━━ Records supplied ━━

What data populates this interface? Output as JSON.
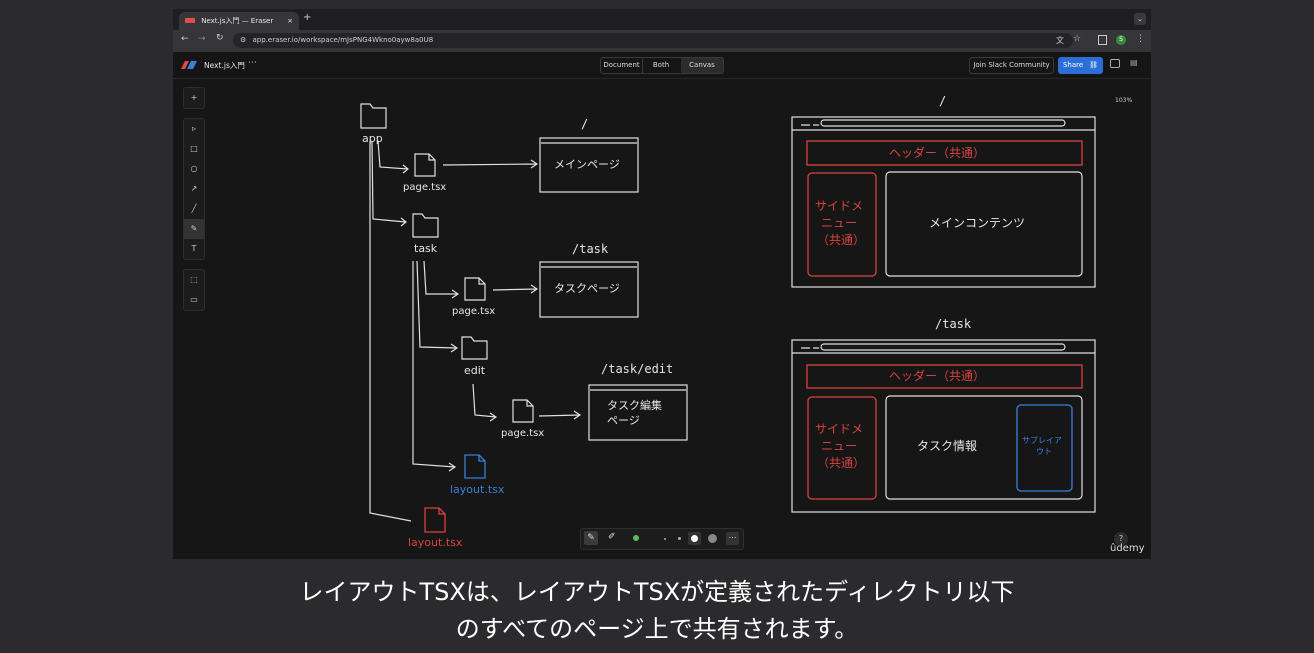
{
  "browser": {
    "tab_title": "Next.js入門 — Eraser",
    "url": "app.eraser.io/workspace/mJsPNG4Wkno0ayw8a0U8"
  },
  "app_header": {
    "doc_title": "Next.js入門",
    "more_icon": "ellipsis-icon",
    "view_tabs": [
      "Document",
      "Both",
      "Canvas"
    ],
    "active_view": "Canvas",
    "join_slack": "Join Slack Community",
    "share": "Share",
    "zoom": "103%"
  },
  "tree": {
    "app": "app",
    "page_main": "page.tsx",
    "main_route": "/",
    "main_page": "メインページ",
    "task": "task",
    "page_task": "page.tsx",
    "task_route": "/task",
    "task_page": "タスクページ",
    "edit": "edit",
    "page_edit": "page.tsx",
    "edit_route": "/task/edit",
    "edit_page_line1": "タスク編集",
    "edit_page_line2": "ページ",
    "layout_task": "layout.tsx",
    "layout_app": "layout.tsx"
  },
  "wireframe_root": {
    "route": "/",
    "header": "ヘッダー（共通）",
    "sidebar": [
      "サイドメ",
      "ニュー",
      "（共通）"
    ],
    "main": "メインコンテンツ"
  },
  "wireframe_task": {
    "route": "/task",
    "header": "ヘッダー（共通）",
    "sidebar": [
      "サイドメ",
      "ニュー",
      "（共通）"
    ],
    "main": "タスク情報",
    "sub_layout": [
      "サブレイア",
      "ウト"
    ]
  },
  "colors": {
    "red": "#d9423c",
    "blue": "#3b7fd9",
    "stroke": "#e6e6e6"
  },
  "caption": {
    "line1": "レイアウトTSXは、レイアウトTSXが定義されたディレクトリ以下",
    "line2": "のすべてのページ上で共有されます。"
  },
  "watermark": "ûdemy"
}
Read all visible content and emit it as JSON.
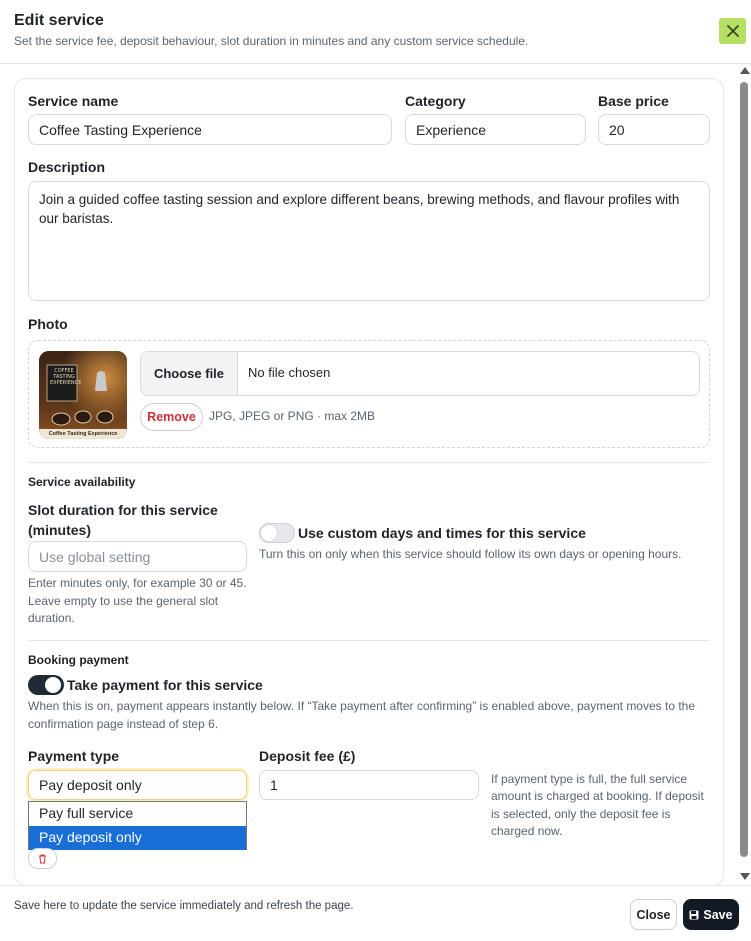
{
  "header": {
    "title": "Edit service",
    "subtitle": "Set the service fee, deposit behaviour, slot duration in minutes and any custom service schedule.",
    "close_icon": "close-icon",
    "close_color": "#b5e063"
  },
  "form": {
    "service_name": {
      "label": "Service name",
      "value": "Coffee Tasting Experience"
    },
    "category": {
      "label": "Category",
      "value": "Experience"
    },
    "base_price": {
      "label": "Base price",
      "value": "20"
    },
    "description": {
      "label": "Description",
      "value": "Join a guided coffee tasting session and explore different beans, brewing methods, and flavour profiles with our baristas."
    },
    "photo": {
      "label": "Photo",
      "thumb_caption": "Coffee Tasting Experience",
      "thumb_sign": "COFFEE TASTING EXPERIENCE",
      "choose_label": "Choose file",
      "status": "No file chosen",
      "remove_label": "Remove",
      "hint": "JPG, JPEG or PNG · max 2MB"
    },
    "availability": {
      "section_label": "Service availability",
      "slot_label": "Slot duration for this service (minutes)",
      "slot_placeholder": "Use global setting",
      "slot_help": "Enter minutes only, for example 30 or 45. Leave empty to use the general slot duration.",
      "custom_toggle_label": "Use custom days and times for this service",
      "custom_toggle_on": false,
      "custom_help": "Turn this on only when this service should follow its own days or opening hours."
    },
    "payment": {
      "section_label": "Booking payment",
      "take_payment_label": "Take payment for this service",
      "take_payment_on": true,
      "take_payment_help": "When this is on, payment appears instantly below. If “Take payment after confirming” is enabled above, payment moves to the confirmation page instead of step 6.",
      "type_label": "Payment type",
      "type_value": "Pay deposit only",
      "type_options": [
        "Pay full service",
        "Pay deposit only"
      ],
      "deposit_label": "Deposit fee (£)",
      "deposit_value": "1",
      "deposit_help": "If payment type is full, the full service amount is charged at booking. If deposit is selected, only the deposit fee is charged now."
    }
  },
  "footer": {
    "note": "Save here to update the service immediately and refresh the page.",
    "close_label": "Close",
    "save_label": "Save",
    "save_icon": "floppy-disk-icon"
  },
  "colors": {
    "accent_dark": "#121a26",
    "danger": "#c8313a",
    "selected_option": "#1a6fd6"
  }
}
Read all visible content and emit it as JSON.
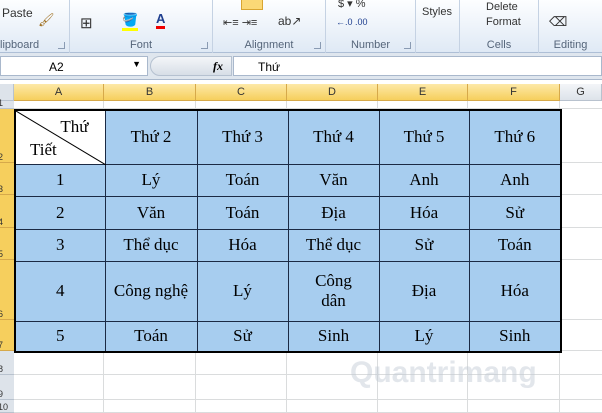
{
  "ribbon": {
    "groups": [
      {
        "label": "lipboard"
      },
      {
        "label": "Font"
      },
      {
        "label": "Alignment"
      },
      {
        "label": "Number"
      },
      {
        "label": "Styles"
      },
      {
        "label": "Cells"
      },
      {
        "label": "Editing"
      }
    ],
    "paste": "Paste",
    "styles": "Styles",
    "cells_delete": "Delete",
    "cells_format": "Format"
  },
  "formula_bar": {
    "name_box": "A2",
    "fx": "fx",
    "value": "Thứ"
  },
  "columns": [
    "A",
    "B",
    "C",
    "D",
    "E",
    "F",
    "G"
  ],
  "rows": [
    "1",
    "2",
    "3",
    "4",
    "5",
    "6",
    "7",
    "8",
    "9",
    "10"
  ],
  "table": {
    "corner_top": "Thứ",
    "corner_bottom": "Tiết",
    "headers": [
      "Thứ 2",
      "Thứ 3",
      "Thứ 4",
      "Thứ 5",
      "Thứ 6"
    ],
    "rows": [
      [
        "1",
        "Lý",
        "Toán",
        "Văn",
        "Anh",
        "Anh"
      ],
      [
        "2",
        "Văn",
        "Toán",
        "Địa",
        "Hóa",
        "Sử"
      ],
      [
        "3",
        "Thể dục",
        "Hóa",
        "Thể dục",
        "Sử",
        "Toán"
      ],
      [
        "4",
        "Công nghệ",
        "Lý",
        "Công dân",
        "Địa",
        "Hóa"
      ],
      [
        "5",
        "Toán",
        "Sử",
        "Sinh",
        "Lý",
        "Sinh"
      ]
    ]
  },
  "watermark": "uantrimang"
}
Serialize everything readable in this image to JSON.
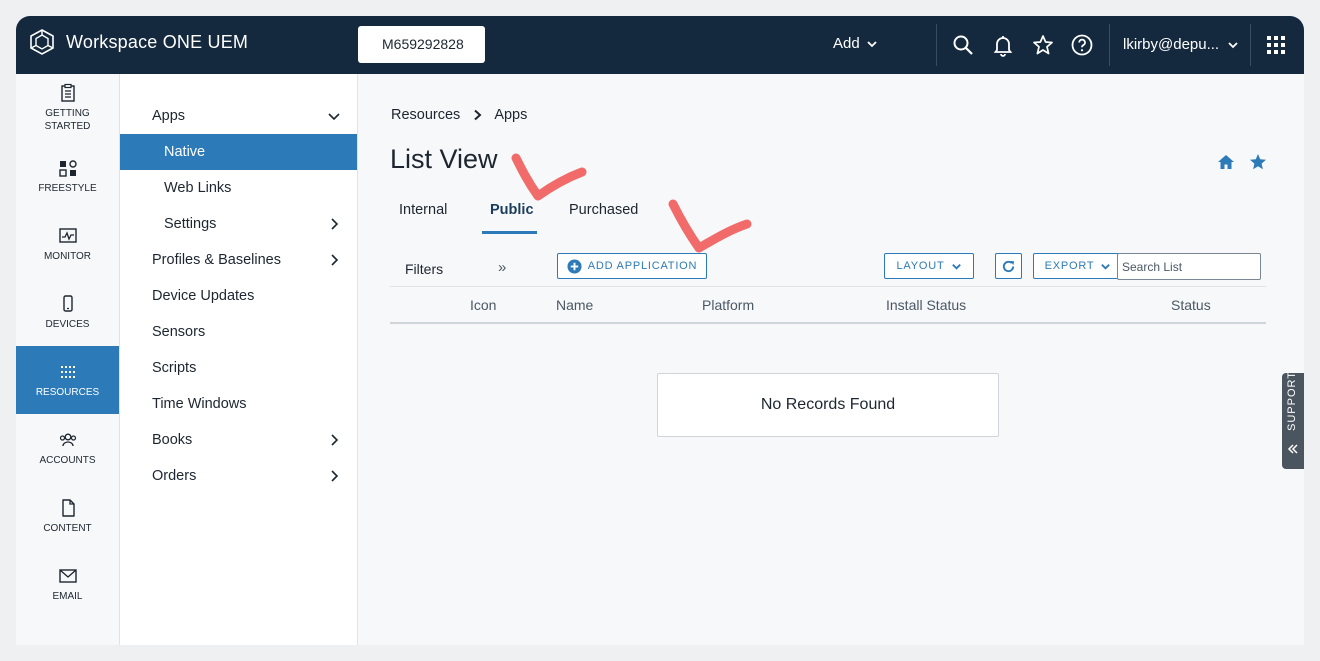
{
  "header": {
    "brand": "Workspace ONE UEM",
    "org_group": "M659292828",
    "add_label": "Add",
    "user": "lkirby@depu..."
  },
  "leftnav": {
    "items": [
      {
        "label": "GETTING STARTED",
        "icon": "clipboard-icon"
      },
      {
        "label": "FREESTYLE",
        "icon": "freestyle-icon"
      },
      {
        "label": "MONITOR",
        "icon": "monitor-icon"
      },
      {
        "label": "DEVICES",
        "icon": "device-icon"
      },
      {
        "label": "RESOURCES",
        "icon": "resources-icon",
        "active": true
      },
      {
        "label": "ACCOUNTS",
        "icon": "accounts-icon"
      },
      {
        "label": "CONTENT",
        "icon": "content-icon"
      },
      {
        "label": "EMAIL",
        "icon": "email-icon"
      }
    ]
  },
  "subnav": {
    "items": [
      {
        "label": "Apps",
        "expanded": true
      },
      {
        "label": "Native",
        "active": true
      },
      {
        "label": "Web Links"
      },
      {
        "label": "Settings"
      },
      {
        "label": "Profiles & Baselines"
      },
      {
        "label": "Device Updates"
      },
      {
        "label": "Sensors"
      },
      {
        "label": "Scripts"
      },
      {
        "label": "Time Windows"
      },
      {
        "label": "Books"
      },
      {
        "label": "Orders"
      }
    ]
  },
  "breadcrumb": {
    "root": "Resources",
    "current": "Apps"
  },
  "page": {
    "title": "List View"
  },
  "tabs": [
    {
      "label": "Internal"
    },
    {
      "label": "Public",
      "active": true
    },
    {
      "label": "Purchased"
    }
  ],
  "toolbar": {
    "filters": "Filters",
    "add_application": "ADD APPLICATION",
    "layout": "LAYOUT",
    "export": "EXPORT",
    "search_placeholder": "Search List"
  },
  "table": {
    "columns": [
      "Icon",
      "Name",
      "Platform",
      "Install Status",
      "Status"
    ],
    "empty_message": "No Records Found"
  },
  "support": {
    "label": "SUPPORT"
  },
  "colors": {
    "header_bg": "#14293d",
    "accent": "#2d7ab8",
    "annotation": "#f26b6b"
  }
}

━━━

Exercise
Reproduce the material word for word, minus the images.

Output of the task
What data populates this interface? Output as JSON.
{
  "browser": {
    "tab_title": "Next.js入門 — Eraser",
    "url": "app.eraser.io/workspace/mJsPNG4Wkno0ayw8a0U8"
  },
  "app_header": {
    "doc_title": "Next.js入門",
    "more_icon": "ellipsis-icon",
    "view_tabs": [
      "Document",
      "Both",
      "Canvas"
    ],
    "active_view": "Canvas",
    "join_slack": "Join Slack Community",
    "share": "Share",
    "zoom": "103%"
  },
  "tree": {
    "app": "app",
    "page_main": "page.tsx",
    "main_route": "/",
    "main_page": "メインページ",
    "task": "task",
    "page_task": "page.tsx",
    "task_route": "/task",
    "task_page": "タスクページ",
    "edit": "edit",
    "page_edit": "page.tsx",
    "edit_route": "/task/edit",
    "edit_page_line1": "タスク編集",
    "edit_page_line2": "ページ",
    "layout_task": "layout.tsx",
    "layout_app": "layout.tsx"
  },
  "wireframe_root": {
    "route": "/",
    "header": "ヘッダー（共通）",
    "sidebar": [
      "サイドメ",
      "ニュー",
      "（共通）"
    ],
    "main": "メインコンテンツ"
  },
  "wireframe_task": {
    "route": "/task",
    "header": "ヘッダー（共通）",
    "sidebar": [
      "サイドメ",
      "ニュー",
      "（共通）"
    ],
    "main": "タスク情報",
    "sub_layout": [
      "サブレイア",
      "ウト"
    ]
  },
  "colors": {
    "red": "#d9423c",
    "blue": "#3b7fd9",
    "stroke": "#e6e6e6"
  },
  "caption": {
    "line1": "レイアウトTSXは、レイアウトTSXが定義されたディレクトリ以下",
    "line2": "のすべてのページ上で共有されます。"
  },
  "watermark": "ûdemy"
}
Read all visible content and emit it as JSON.
{
  "header": {
    "title": "Edit service",
    "subtitle": "Set the service fee, deposit behaviour, slot duration in minutes and any custom service schedule.",
    "close_icon": "close-icon",
    "close_color": "#b5e063"
  },
  "form": {
    "service_name": {
      "label": "Service name",
      "value": "Coffee Tasting Experience"
    },
    "category": {
      "label": "Category",
      "value": "Experience"
    },
    "base_price": {
      "label": "Base price",
      "value": "20"
    },
    "description": {
      "label": "Description",
      "value": "Join a guided coffee tasting session and explore different beans, brewing methods, and flavour profiles with our baristas."
    },
    "photo": {
      "label": "Photo",
      "thumb_caption": "Coffee Tasting Experience",
      "thumb_sign": "COFFEE TASTING EXPERIENCE",
      "choose_label": "Choose file",
      "status": "No file chosen",
      "remove_label": "Remove",
      "hint": "JPG, JPEG or PNG · max 2MB"
    },
    "availability": {
      "section_label": "Service availability",
      "slot_label": "Slot duration for this service (minutes)",
      "slot_placeholder": "Use global setting",
      "slot_help": "Enter minutes only, for example 30 or 45. Leave empty to use the general slot duration.",
      "custom_toggle_label": "Use custom days and times for this service",
      "custom_toggle_on": false,
      "custom_help": "Turn this on only when this service should follow its own days or opening hours."
    },
    "payment": {
      "section_label": "Booking payment",
      "take_payment_label": "Take payment for this service",
      "take_payment_on": true,
      "take_payment_help": "When this is on, payment appears instantly below. If “Take payment after confirming” is enabled above, payment moves to the confirmation page instead of step 6.",
      "type_label": "Payment type",
      "type_value": "Pay deposit only",
      "type_options": [
        "Pay full service",
        "Pay deposit only"
      ],
      "deposit_label": "Deposit fee (£)",
      "deposit_value": "1",
      "deposit_help": "If payment type is full, the full service amount is charged at booking. If deposit is selected, only the deposit fee is charged now."
    }
  },
  "footer": {
    "note": "Save here to update the service immediately and refresh the page.",
    "close_label": "Close",
    "save_label": "Save",
    "save_icon": "floppy-disk-icon"
  },
  "colors": {
    "accent_dark": "#121a26",
    "danger": "#c8313a",
    "selected_option": "#1a6fd6"
  }
}
Read all visible content and emit it as JSON.
{
  "ribbon": {
    "groups": [
      {
        "label": "lipboard"
      },
      {
        "label": "Font"
      },
      {
        "label": "Alignment"
      },
      {
        "label": "Number"
      },
      {
        "label": "Styles"
      },
      {
        "label": "Cells"
      },
      {
        "label": "Editing"
      }
    ],
    "paste": "Paste",
    "styles": "Styles",
    "cells_delete": "Delete",
    "cells_format": "Format"
  },
  "formula_bar": {
    "name_box": "A2",
    "fx": "fx",
    "value": "Thứ"
  },
  "columns": [
    "A",
    "B",
    "C",
    "D",
    "E",
    "F",
    "G"
  ],
  "rows": [
    "1",
    "2",
    "3",
    "4",
    "5",
    "6",
    "7",
    "8",
    "9",
    "10"
  ],
  "table": {
    "corner_top": "Thứ",
    "corner_bottom": "Tiết",
    "headers": [
      "Thứ 2",
      "Thứ 3",
      "Thứ 4",
      "Thứ 5",
      "Thứ 6"
    ],
    "rows": [
      [
        "1",
        "Lý",
        "Toán",
        "Văn",
        "Anh",
        "Anh"
      ],
      [
        "2",
        "Văn",
        "Toán",
        "Địa",
        "Hóa",
        "Sử"
      ],
      [
        "3",
        "Thể dục",
        "Hóa",
        "Thể dục",
        "Sử",
        "Toán"
      ],
      [
        "4",
        "Công nghệ",
        "Lý",
        "Công dân",
        "Địa",
        "Hóa"
      ],
      [
        "5",
        "Toán",
        "Sử",
        "Sinh",
        "Lý",
        "Sinh"
      ]
    ]
  },
  "watermark": "uantrimang"
}
Serialize everything readable in this image to JSON.
{
  "header": {
    "brand": "Workspace ONE UEM",
    "org_group": "M659292828",
    "add_label": "Add",
    "user": "lkirby@depu..."
  },
  "leftnav": {
    "items": [
      {
        "label": "GETTING STARTED",
        "icon": "clipboard-icon"
      },
      {
        "label": "FREESTYLE",
        "icon": "freestyle-icon"
      },
      {
        "label": "MONITOR",
        "icon": "monitor-icon"
      },
      {
        "label": "DEVICES",
        "icon": "device-icon"
      },
      {
        "label": "RESOURCES",
        "icon": "resources-icon",
        "active": true
      },
      {
        "label": "ACCOUNTS",
        "icon": "accounts-icon"
      },
      {
        "label": "CONTENT",
        "icon": "content-icon"
      },
      {
        "label": "EMAIL",
        "icon": "email-icon"
      }
    ]
  },
  "subnav": {
    "items": [
      {
        "label": "Apps",
        "expanded": true
      },
      {
        "label": "Native",
        "active": true
      },
      {
        "label": "Web Links"
      },
      {
        "label": "Settings"
      },
      {
        "label": "Profiles & Baselines"
      },
      {
        "label": "Device Updates"
      },
      {
        "label": "Sensors"
      },
      {
        "label": "Scripts"
      },
      {
        "label": "Time Windows"
      },
      {
        "label": "Books"
      },
      {
        "label": "Orders"
      }
    ]
  },
  "breadcrumb": {
    "root": "Resources",
    "current": "Apps"
  },
  "page": {
    "title": "List View"
  },
  "tabs": [
    {
      "label": "Internal"
    },
    {
      "label": "Public",
      "active": true
    },
    {
      "label": "Purchased"
    }
  ],
  "toolbar": {
    "filters": "Filters",
    "add_application": "ADD APPLICATION",
    "layout": "LAYOUT",
    "export": "EXPORT",
    "search_placeholder": "Search List"
  },
  "table": {
    "columns": [
      "Icon",
      "Name",
      "Platform",
      "Install Status",
      "Status"
    ],
    "empty_message": "No Records Found"
  },
  "support": {
    "label": "SUPPORT"
  },
  "colors": {
    "header_bg": "#14293d",
    "accent": "#2d7ab8",
    "annotation": "#f26b6b"
  }
}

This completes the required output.